▶ **TASK INSTRUCTIONS**: Filter the records below and copy every line containing the word "Print".

>> begin RECORDS PROVIDED

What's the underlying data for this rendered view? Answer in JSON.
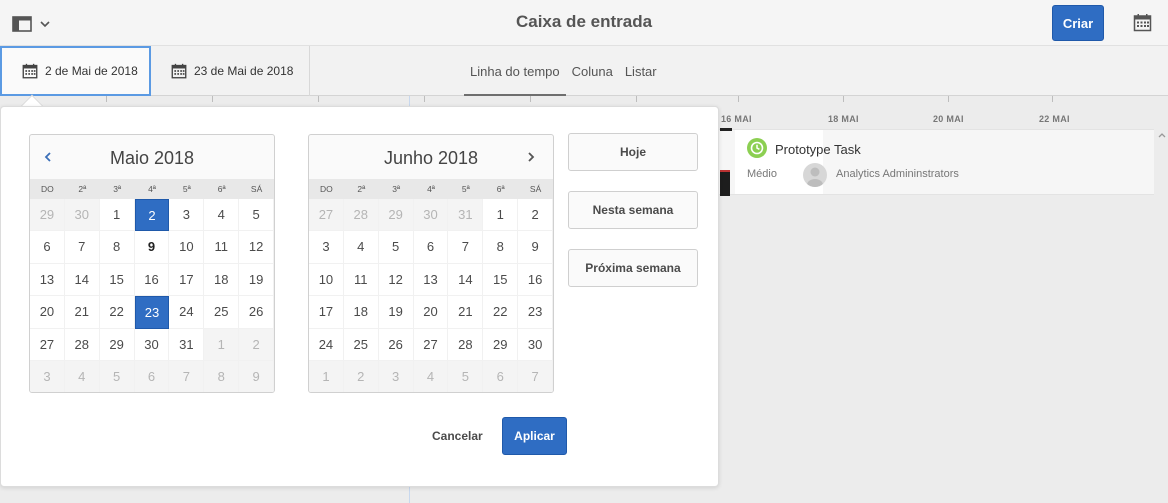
{
  "header": {
    "title": "Caixa de entrada",
    "create_label": "Criar",
    "rail_icon": "rail-toggle-icon",
    "calendar_icon": "calendar-icon"
  },
  "toolbar": {
    "start_date": "2 de Mai de 2018",
    "end_date": "23 de Mai de 2018",
    "views": [
      "Linha do tempo",
      "Coluna",
      "Listar"
    ],
    "active_view": "Linha do tempo"
  },
  "timeline": {
    "labels": [
      "16 MAI",
      "18 MAI",
      "20 MAI",
      "22 MAI"
    ],
    "task": {
      "title": "Prototype Task",
      "priority": "Médio",
      "assignee": "Analytics Admininstrators",
      "status_color": "#8ccf52"
    }
  },
  "datepicker": {
    "weekdays": [
      "DO",
      "2ª",
      "3ª",
      "4ª",
      "5ª",
      "6ª",
      "SÁ"
    ],
    "months": [
      {
        "title": "Maio 2018",
        "weeks": [
          [
            {
              "d": "29",
              "m": true
            },
            {
              "d": "30",
              "m": true
            },
            {
              "d": "1"
            },
            {
              "d": "2",
              "s": true
            },
            {
              "d": "3"
            },
            {
              "d": "4"
            },
            {
              "d": "5"
            }
          ],
          [
            {
              "d": "6"
            },
            {
              "d": "7"
            },
            {
              "d": "8"
            },
            {
              "d": "9",
              "t": true
            },
            {
              "d": "10"
            },
            {
              "d": "11"
            },
            {
              "d": "12"
            }
          ],
          [
            {
              "d": "13"
            },
            {
              "d": "14"
            },
            {
              "d": "15"
            },
            {
              "d": "16"
            },
            {
              "d": "17"
            },
            {
              "d": "18"
            },
            {
              "d": "19"
            }
          ],
          [
            {
              "d": "20"
            },
            {
              "d": "21"
            },
            {
              "d": "22"
            },
            {
              "d": "23",
              "s": true
            },
            {
              "d": "24"
            },
            {
              "d": "25"
            },
            {
              "d": "26"
            }
          ],
          [
            {
              "d": "27"
            },
            {
              "d": "28"
            },
            {
              "d": "29"
            },
            {
              "d": "30"
            },
            {
              "d": "31"
            },
            {
              "d": "1",
              "m": true
            },
            {
              "d": "2",
              "m": true
            }
          ],
          [
            {
              "d": "3",
              "m": true
            },
            {
              "d": "4",
              "m": true
            },
            {
              "d": "5",
              "m": true
            },
            {
              "d": "6",
              "m": true
            },
            {
              "d": "7",
              "m": true
            },
            {
              "d": "8",
              "m": true
            },
            {
              "d": "9",
              "m": true
            }
          ]
        ]
      },
      {
        "title": "Junho 2018",
        "weeks": [
          [
            {
              "d": "27",
              "m": true
            },
            {
              "d": "28",
              "m": true
            },
            {
              "d": "29",
              "m": true
            },
            {
              "d": "30",
              "m": true
            },
            {
              "d": "31",
              "m": true
            },
            {
              "d": "1"
            },
            {
              "d": "2"
            }
          ],
          [
            {
              "d": "3"
            },
            {
              "d": "4"
            },
            {
              "d": "5"
            },
            {
              "d": "6"
            },
            {
              "d": "7"
            },
            {
              "d": "8"
            },
            {
              "d": "9"
            }
          ],
          [
            {
              "d": "10"
            },
            {
              "d": "11"
            },
            {
              "d": "12"
            },
            {
              "d": "13"
            },
            {
              "d": "14"
            },
            {
              "d": "15"
            },
            {
              "d": "16"
            }
          ],
          [
            {
              "d": "17"
            },
            {
              "d": "18"
            },
            {
              "d": "19"
            },
            {
              "d": "20"
            },
            {
              "d": "21"
            },
            {
              "d": "22"
            },
            {
              "d": "23"
            }
          ],
          [
            {
              "d": "24"
            },
            {
              "d": "25"
            },
            {
              "d": "26"
            },
            {
              "d": "27"
            },
            {
              "d": "28"
            },
            {
              "d": "29"
            },
            {
              "d": "30"
            }
          ],
          [
            {
              "d": "1",
              "m": true
            },
            {
              "d": "2",
              "m": true
            },
            {
              "d": "3",
              "m": true
            },
            {
              "d": "4",
              "m": true
            },
            {
              "d": "5",
              "m": true
            },
            {
              "d": "6",
              "m": true
            },
            {
              "d": "7",
              "m": true
            }
          ]
        ]
      }
    ],
    "quick": {
      "today": "Hoje",
      "this_week": "Nesta semana",
      "next_week": "Próxima semana"
    },
    "cancel_label": "Cancelar",
    "apply_label": "Aplicar",
    "selected_color": "#2f6dc3"
  }
}
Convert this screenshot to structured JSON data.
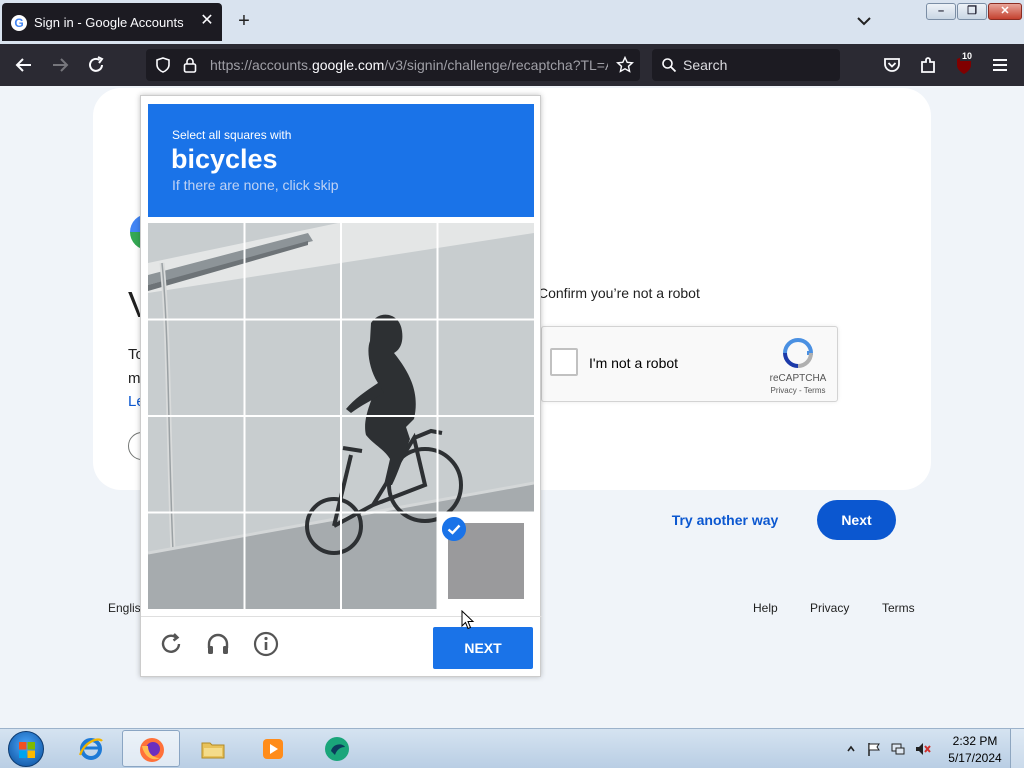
{
  "browser": {
    "tab_title": "Sign in - Google Accounts",
    "tab_favicon": "G",
    "tab_close": "✕",
    "new_tab": "+",
    "url_prefix": "https://accounts.",
    "url_domain": "google.com",
    "url_suffix": "/v3/signin/challenge/recaptcha?TL=A",
    "search_placeholder": "Search",
    "extension_badge": "10",
    "icons": [
      "back-icon",
      "forward-icon",
      "reload-icon",
      "shield-icon",
      "lock-icon",
      "star-icon",
      "search-icon",
      "pocket-icon",
      "extensions-icon",
      "ublock-icon",
      "menu-icon"
    ]
  },
  "window": {
    "minimize": "–",
    "maximize": "❐",
    "close": "✕"
  },
  "page": {
    "heading_partial": "V",
    "body_line1_partial": "To",
    "body_line2_partial": "m",
    "learn_partial": "Le",
    "robot_heading": "Confirm you’re not a robot",
    "recaptcha": {
      "label": "I'm not a robot",
      "brand": "reCAPTCHA",
      "links": "Privacy - Terms"
    },
    "try_another": "Try another way",
    "next": "Next",
    "language_partial": "Englis",
    "footer": {
      "help": "Help",
      "privacy": "Privacy",
      "terms": "Terms"
    }
  },
  "challenge": {
    "instruction": "Select all squares with",
    "object": "bicycles",
    "skip_hint": "If there are none, click skip",
    "grid_size": 4,
    "selected_tiles": [
      16
    ],
    "verify_label": "NEXT",
    "icons": [
      "reload-icon",
      "headphones-icon",
      "info-icon"
    ]
  },
  "taskbar": {
    "pinned": [
      "start-orb",
      "internet-explorer-icon",
      "firefox-icon",
      "file-explorer-icon",
      "media-player-icon",
      "app-icon"
    ],
    "time": "2:32 PM",
    "date": "5/17/2024"
  },
  "colors": {
    "challenge_blue": "#1a73e8",
    "google_blue": "#0b57d0",
    "toolbar": "#2b2a33"
  }
}
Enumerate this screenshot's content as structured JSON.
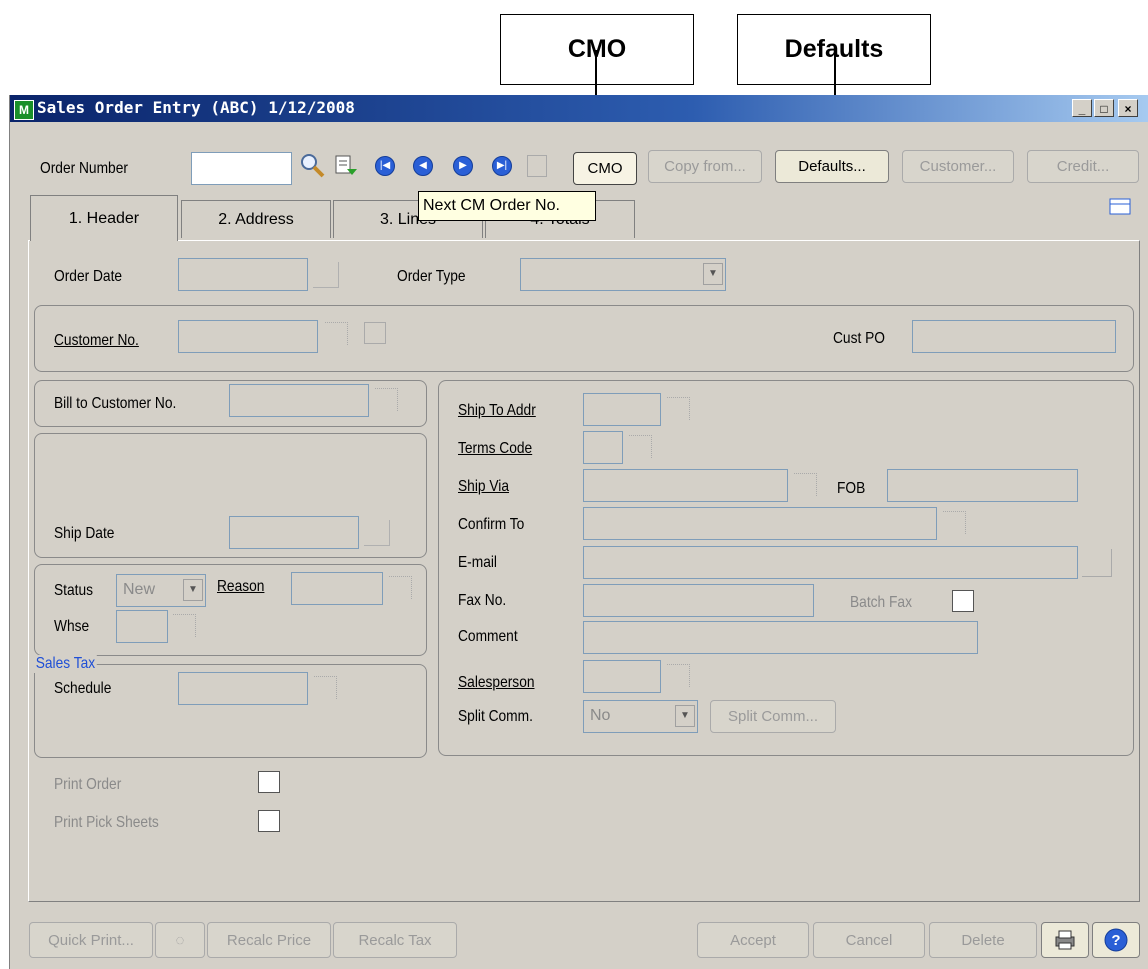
{
  "callouts": {
    "cmo": "CMO",
    "defaults": "Defaults"
  },
  "window": {
    "title": "Sales Order Entry (ABC) 1/12/2008",
    "app_icon_letter": "M"
  },
  "title_buttons": {
    "minimize": "_",
    "maximize": "□",
    "close": "×"
  },
  "toolbar": {
    "order_number_label": "Order Number",
    "order_number_value": "",
    "cmo_button": "CMO",
    "copy_from_button": "Copy from...",
    "defaults_button": "Defaults...",
    "customer_button": "Customer...",
    "credit_button": "Credit..."
  },
  "tooltip": "Next CM Order No.",
  "tabs": [
    {
      "label": "1. Header"
    },
    {
      "label": "2. Address"
    },
    {
      "label": "3. Lines"
    },
    {
      "label": "4. Totals"
    }
  ],
  "header": {
    "order_date_label": "Order Date",
    "order_type_label": "Order Type",
    "customer_no_label": "Customer No.",
    "cust_po_label": "Cust PO",
    "bill_to_label": "Bill to Customer No.",
    "ship_date_label": "Ship Date",
    "status_label": "Status",
    "status_value": "New",
    "reason_label": "Reason",
    "whse_label": "Whse",
    "sales_tax_legend": "Sales Tax",
    "schedule_label": "Schedule",
    "ship_to_addr_label": "Ship To Addr",
    "terms_code_label": "Terms Code",
    "ship_via_label": "Ship Via",
    "fob_label": "FOB",
    "confirm_to_label": "Confirm To",
    "email_label": "E-mail",
    "fax_no_label": "Fax No.",
    "batch_fax_label": "Batch Fax",
    "comment_label": "Comment",
    "salesperson_label": "Salesperson",
    "split_comm_label": "Split Comm.",
    "split_comm_value": "No",
    "split_comm_button": "Split Comm...",
    "print_order_label": "Print Order",
    "print_pick_label": "Print Pick Sheets"
  },
  "bottom": {
    "quick_print": "Quick Print...",
    "recalc_price": "Recalc Price",
    "recalc_tax": "Recalc Tax",
    "accept": "Accept",
    "cancel": "Cancel",
    "delete": "Delete"
  },
  "colors": {
    "titlebar_start": "#0a246a",
    "sales_tax_legend": "#1f4fd6",
    "tooltip_bg": "#ffffe1"
  }
}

>> end RECORDS PROVIDED

▶ **WRITTEN REPLY**:
    "print_order_label": "Print Order",
    "print_pick_label": "Print Pick Sheets"
    "quick_print": "Quick Print...",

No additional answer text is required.